[START OF SUPPLIED RECORDS]

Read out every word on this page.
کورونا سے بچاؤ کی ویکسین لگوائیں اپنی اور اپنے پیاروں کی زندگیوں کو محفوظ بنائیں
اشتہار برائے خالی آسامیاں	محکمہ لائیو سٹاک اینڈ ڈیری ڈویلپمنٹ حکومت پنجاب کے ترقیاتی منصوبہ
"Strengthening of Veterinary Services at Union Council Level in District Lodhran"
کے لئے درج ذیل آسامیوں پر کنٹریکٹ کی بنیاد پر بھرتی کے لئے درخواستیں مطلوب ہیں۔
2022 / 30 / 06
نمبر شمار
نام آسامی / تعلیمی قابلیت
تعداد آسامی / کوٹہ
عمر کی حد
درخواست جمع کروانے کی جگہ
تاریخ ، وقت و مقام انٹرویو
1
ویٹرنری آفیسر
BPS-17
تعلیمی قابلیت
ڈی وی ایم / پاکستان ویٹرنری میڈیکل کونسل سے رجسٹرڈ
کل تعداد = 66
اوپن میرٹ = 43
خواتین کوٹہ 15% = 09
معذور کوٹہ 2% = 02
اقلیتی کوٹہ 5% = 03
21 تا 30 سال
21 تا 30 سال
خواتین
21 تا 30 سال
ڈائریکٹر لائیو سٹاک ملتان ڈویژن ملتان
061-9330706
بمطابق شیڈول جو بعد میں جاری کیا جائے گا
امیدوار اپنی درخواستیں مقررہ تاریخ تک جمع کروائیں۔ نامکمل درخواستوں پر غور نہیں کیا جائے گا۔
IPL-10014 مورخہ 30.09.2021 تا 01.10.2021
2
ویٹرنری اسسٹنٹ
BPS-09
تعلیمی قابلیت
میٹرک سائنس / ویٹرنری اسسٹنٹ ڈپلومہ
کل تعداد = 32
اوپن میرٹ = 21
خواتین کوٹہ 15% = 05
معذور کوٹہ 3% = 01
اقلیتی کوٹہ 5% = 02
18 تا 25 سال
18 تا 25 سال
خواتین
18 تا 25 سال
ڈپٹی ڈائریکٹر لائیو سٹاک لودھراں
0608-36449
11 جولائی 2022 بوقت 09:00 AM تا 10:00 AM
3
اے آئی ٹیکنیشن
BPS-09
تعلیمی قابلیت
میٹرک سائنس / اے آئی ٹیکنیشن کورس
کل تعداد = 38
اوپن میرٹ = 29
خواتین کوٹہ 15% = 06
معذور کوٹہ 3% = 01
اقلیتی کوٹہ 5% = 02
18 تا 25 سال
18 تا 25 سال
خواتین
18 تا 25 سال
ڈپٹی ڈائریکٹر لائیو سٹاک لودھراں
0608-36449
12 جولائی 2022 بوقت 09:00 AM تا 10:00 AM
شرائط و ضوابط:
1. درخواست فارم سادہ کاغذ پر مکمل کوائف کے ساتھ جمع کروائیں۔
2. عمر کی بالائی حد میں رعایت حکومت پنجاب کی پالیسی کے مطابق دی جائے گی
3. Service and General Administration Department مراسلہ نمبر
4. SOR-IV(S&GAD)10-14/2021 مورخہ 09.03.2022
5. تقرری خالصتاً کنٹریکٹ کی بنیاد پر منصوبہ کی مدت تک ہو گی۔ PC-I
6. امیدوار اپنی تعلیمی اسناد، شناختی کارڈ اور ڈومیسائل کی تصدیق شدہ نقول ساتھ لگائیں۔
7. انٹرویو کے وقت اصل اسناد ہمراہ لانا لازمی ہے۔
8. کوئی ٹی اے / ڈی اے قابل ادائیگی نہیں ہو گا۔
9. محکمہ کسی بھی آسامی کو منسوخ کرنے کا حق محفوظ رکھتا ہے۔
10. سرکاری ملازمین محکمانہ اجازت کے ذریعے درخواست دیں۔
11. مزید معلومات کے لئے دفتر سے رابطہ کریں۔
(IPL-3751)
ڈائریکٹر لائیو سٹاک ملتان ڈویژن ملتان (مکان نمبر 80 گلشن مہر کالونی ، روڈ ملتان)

[END OF SUPPLIED RECORDS]

◆ AIM OF THE TASK ◆
Lines containing the word "اسناد" must all be returned from the material above.

◆ WRITTEN RESPONSE ◆
6. امیدوار اپنی تعلیمی اسناد، شناختی کارڈ اور ڈومیسائل کی تصدیق شدہ نقول ساتھ لگائیں۔
7. انٹرویو کے وقت اصل اسناد ہمراہ لانا لازمی ہے۔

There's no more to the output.